Find every line with the word "that". Copy those lines.

* MATERIAL FOR THE TASK:
■ ■ ■

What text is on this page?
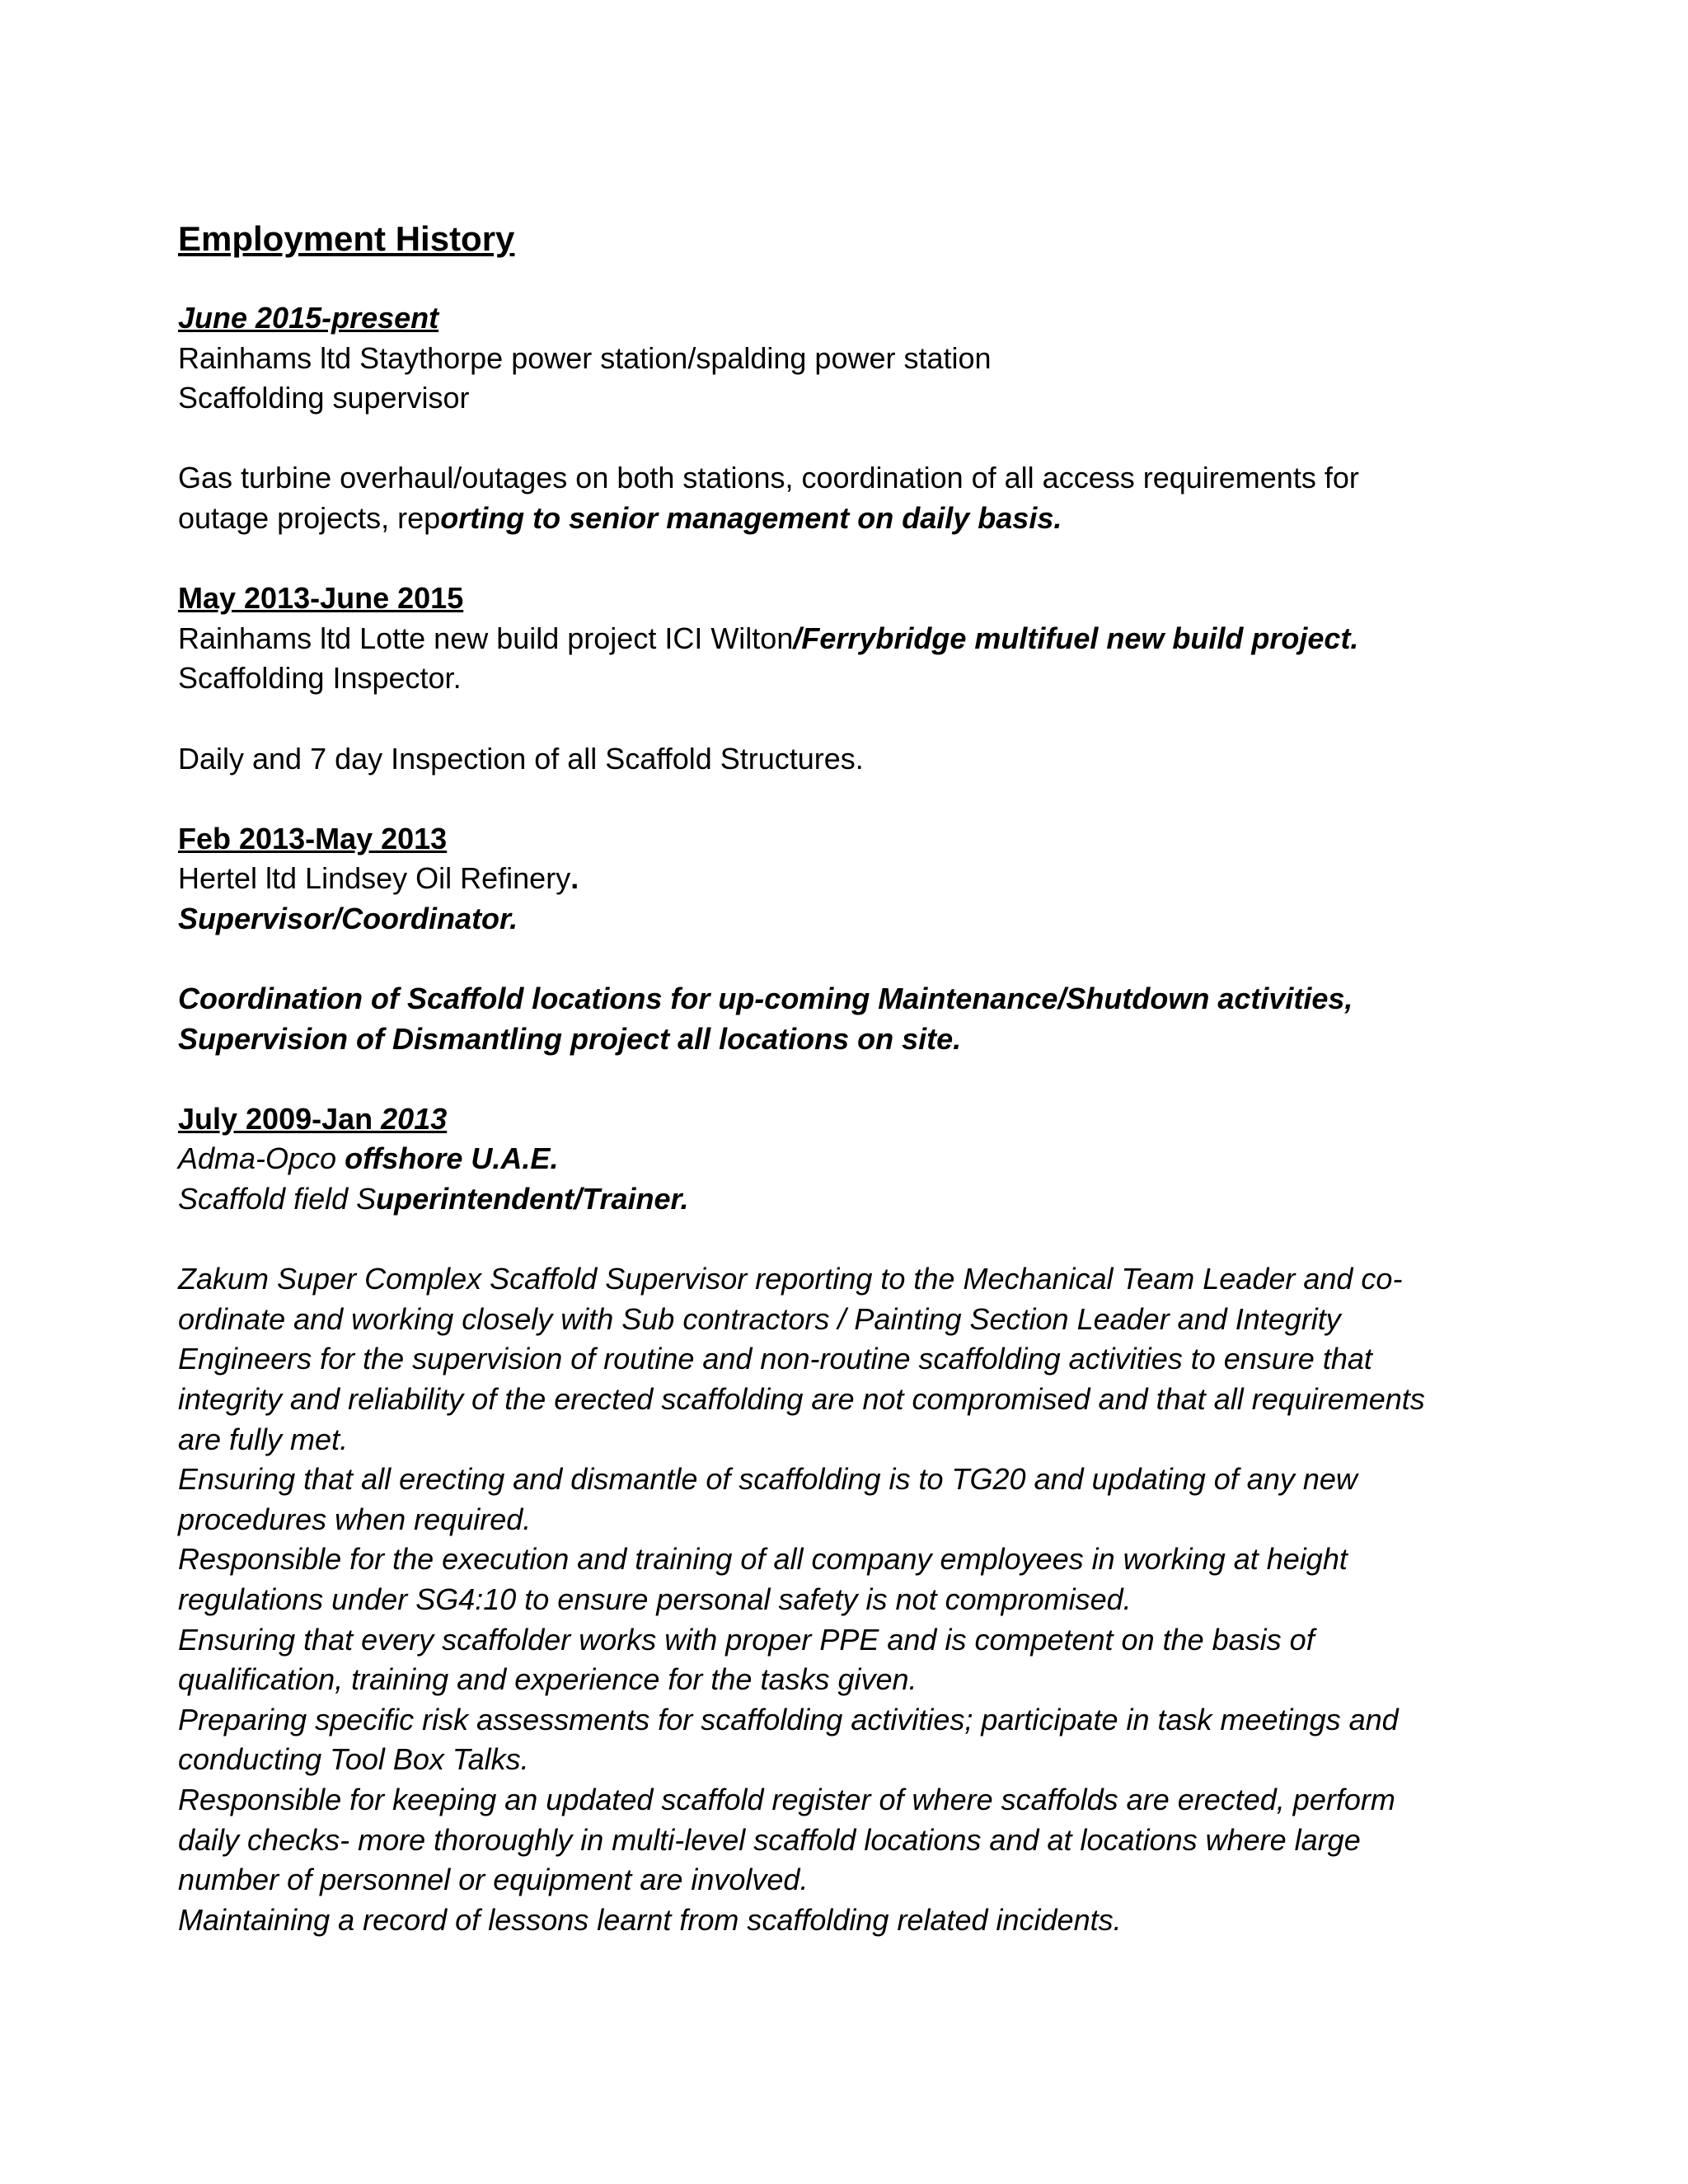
Employment History
June 2015-present
Rainhams ltd Staythorpe power station/spalding power station
Scaffolding supervisor
Gas turbine overhaul/outages on both stations, coordination of all access requirements for
outage projects, reporting to senior management on daily basis.
May 2013-June 2015
Rainhams ltd Lotte new build project ICI Wilton/Ferrybridge multifuel new build project.
Scaffolding Inspector.
Daily and 7 day Inspection of all Scaffold Structures.
Feb 2013-May 2013
Hertel ltd Lindsey Oil Refinery.
Supervisor/Coordinator.
Coordination of Scaffold locations for up-coming Maintenance/Shutdown activities,
Supervision of Dismantling project all locations on site.
July 2009-Jan 2013
Adma-Opco offshore U.A.E.
Scaffold field Superintendent/Trainer.
Zakum Super Complex Scaffold Supervisor reporting to the Mechanical Team Leader and co-
ordinate and working closely with Sub contractors / Painting Section Leader and Integrity
Engineers for the supervision of routine and non-routine scaffolding activities to ensure that
integrity and reliability of the erected scaffolding are not compromised and that all requirements
are fully met.
Ensuring that all erecting and dismantle of scaffolding is to TG20 and updating of any new
procedures when required.
Responsible for the execution and training of all company employees in working at height
regulations under SG4:10 to ensure personal safety is not compromised.
Ensuring that every scaffolder works with proper PPE and is competent on the basis of
qualification, training and experience for the tasks given.
Preparing specific risk assessments for scaffolding activities; participate in task meetings and
conducting Tool Box Talks.
Responsible for keeping an updated scaffold register of where scaffolds are erected, perform
daily checks- more thoroughly in multi-level scaffold locations and at locations where large
number of personnel or equipment are involved.
Maintaining a record of lessons learnt from scaffolding related incidents.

■ ■ ■

* REPLY TO THE EXERCISE:
Engineers for the supervision of routine and non-routine scaffolding activities to ensure that
integrity and reliability of the erected scaffolding are not compromised and that all requirements
Ensuring that all erecting and dismantle of scaffolding is to TG20 and updating of any new
Ensuring that every scaffolder works with proper PPE and is competent on the basis of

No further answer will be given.